§ Input records:
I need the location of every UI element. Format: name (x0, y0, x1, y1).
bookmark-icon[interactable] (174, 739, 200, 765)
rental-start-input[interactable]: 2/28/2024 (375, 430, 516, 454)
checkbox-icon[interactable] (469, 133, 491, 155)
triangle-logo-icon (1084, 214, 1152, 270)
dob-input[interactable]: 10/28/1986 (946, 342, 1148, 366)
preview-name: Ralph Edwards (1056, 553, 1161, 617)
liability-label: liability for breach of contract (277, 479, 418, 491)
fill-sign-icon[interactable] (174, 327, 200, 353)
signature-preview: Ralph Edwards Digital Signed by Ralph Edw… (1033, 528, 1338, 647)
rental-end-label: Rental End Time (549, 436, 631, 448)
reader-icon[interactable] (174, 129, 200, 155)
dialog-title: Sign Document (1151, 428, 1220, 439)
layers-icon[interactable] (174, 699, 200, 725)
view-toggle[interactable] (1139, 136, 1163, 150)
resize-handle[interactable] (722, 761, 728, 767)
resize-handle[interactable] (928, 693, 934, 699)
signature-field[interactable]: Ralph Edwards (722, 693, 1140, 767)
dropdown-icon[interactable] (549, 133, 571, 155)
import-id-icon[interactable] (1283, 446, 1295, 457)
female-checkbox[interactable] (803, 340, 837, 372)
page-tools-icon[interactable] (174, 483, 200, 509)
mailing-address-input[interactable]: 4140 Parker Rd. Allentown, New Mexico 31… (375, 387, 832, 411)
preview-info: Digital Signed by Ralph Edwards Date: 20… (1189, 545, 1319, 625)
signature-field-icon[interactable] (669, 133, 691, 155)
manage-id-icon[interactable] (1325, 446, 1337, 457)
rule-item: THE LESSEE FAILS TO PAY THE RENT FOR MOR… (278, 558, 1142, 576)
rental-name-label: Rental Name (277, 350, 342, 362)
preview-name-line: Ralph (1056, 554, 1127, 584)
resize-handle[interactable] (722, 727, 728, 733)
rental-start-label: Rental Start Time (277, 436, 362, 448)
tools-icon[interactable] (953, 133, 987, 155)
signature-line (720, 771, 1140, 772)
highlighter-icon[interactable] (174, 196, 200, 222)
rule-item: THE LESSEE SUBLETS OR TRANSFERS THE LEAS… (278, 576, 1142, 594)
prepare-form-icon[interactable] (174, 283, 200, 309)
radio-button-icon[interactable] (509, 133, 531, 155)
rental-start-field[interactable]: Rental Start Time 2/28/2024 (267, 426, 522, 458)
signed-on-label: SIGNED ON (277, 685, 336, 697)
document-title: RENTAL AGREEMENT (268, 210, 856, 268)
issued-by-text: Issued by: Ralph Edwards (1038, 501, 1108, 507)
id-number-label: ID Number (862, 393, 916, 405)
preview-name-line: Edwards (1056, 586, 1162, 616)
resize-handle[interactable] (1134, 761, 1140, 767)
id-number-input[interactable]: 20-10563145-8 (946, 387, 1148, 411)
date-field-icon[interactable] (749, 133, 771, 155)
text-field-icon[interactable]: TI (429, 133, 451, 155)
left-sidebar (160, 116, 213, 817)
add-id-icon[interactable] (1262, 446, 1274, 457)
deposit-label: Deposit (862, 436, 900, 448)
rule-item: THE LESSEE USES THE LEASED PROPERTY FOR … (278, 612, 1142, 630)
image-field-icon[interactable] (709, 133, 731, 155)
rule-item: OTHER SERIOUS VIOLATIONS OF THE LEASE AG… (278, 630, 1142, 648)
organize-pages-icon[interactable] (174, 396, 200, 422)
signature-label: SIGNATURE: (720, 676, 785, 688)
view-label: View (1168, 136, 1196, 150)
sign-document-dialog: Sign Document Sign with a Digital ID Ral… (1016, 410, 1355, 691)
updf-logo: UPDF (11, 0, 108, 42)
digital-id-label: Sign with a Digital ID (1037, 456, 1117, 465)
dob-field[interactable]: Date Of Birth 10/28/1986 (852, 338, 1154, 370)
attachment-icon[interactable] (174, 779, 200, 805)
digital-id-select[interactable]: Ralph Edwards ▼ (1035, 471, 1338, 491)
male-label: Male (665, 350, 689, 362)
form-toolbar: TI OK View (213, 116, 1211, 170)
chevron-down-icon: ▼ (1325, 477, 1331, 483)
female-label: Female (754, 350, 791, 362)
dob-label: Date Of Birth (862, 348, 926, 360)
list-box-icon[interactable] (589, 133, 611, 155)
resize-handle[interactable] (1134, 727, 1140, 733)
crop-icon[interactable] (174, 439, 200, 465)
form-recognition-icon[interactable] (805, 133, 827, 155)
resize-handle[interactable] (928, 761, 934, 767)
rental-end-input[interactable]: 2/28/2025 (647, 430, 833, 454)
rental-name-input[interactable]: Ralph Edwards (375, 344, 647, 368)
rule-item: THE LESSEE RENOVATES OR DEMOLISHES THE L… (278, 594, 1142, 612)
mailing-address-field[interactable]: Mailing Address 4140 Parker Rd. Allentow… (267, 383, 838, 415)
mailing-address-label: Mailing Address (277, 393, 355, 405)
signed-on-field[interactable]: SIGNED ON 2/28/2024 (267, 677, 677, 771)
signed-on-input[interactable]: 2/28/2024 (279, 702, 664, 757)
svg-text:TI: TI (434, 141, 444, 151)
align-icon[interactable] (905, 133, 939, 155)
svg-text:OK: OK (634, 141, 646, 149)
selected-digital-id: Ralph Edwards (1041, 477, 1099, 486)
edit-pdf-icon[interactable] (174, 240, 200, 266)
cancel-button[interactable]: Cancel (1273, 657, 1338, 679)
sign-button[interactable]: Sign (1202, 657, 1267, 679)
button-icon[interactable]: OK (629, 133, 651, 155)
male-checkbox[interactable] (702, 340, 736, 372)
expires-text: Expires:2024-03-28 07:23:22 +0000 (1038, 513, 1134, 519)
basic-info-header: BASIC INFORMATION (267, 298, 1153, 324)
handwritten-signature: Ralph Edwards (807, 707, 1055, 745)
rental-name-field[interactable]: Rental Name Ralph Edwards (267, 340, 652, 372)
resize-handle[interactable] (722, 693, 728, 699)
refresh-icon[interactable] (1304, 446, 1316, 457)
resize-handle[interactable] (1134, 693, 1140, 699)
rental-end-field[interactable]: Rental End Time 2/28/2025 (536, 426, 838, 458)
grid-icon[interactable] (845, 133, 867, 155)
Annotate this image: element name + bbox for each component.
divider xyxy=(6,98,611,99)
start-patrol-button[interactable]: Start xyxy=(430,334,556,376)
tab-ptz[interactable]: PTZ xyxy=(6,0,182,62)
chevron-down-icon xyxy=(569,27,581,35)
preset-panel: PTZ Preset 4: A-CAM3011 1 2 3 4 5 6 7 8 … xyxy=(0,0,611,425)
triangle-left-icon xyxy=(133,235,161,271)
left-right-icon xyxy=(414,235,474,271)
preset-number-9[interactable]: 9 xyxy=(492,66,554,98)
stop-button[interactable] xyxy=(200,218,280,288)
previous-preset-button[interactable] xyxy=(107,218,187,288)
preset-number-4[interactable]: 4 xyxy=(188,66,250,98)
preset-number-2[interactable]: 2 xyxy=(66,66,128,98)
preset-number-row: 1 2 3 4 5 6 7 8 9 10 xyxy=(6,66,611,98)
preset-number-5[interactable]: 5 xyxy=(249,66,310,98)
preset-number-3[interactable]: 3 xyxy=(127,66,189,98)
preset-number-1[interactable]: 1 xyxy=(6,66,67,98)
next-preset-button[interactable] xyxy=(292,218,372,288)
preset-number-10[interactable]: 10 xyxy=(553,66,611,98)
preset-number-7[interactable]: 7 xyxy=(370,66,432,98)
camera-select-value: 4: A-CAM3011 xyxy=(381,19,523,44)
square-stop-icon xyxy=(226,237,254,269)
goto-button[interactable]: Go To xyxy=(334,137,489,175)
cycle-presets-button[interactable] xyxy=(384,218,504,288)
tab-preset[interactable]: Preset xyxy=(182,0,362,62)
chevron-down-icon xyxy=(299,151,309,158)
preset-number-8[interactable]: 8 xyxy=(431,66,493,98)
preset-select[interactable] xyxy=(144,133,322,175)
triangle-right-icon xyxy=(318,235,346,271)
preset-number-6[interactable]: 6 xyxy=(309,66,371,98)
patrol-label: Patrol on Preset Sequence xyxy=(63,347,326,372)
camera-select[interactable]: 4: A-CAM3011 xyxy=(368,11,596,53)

§ Goal: Put the records, from the first line through the line containing "liability-label: liability for", into a JSON list of strings with one string per line, leaving out any blank lines.

§ Task result:
[
  "I need the location of every UI element. Format: name (x0, y0, x1, y1).",
  "bookmark-icon[interactable] (174, 739, 200, 765)",
  "rental-start-input[interactable]: 2/28/2024 (375, 430, 516, 454)",
  "checkbox-icon[interactable] (469, 133, 491, 155)",
  "triangle-logo-icon (1084, 214, 1152, 270)",
  "dob-input[interactable]: 10/28/1986 (946, 342, 1148, 366)",
  "preview-name: Ralph Edwards (1056, 553, 1161, 617)",
  "liability-label: liability for breach of contract (277, 479, 418, 491)"
]